Supplied records:
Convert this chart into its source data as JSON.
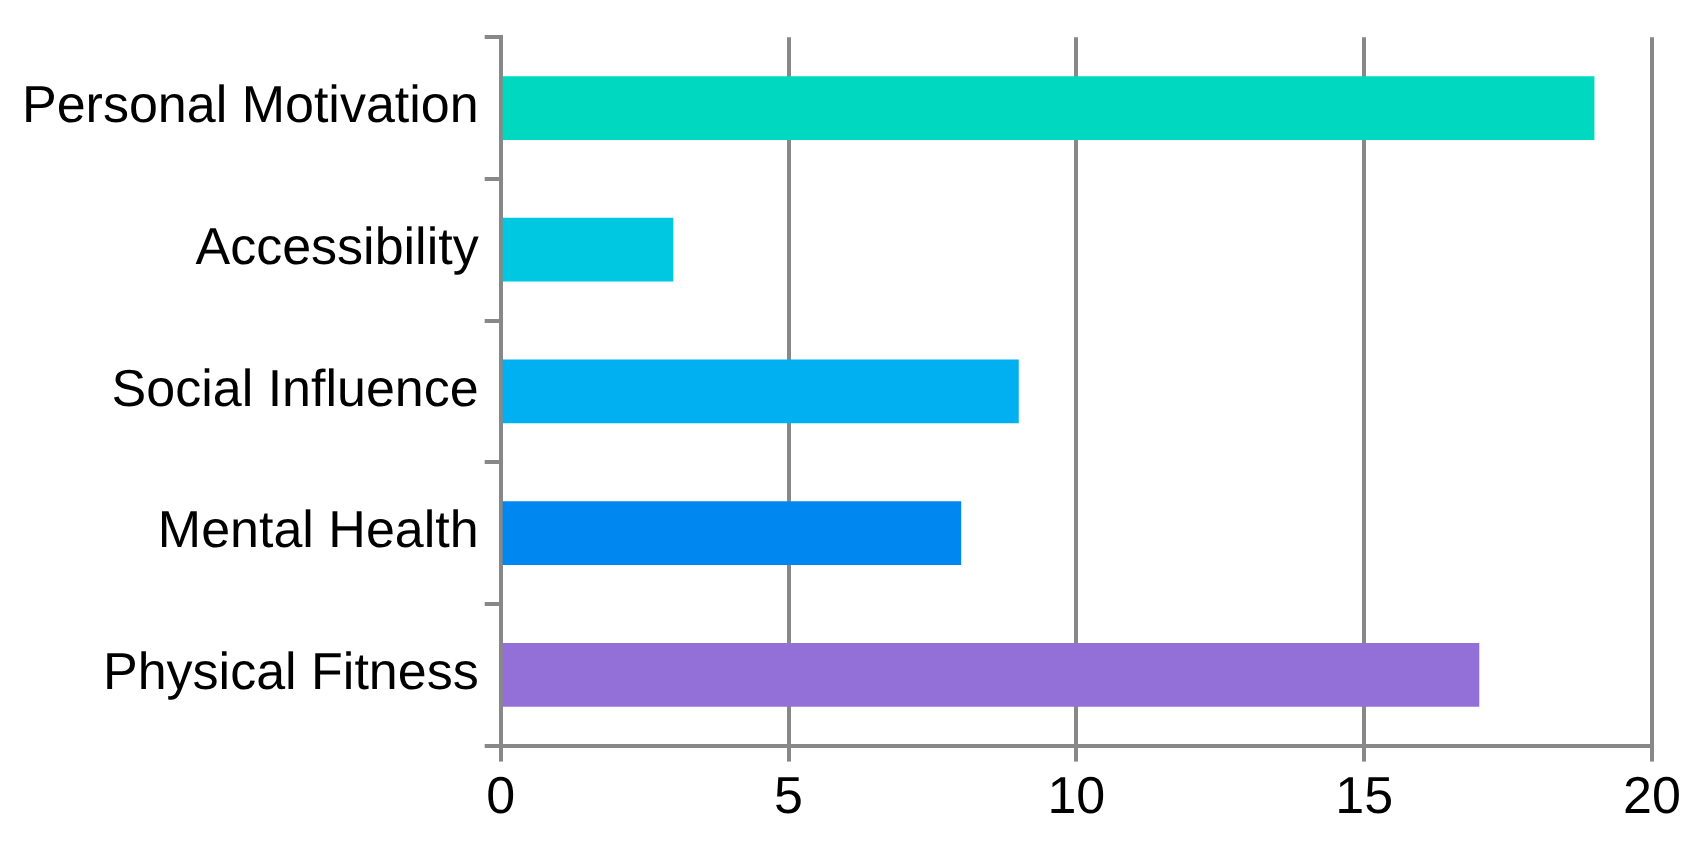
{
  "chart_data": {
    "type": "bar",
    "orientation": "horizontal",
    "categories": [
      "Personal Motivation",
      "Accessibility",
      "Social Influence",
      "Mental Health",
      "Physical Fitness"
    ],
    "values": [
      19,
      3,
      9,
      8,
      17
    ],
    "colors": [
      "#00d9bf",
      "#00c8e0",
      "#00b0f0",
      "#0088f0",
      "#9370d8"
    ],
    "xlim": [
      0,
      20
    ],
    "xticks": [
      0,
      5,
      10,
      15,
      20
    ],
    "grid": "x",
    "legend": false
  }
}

Given problem: Restate the data above exactly, stripping out each image.

The answer:
Convert this chart into its source data as JSON.
{
  "chart_data": {
    "type": "bar",
    "orientation": "horizontal",
    "categories": [
      "Personal Motivation",
      "Accessibility",
      "Social Influence",
      "Mental Health",
      "Physical Fitness"
    ],
    "values": [
      19,
      3,
      9,
      8,
      17
    ],
    "colors": [
      "#00d9bf",
      "#00c8e0",
      "#00b0f0",
      "#0088f0",
      "#9370d8"
    ],
    "xlim": [
      0,
      20
    ],
    "xticks": [
      0,
      5,
      10,
      15,
      20
    ],
    "grid": "x",
    "legend": false
  }
}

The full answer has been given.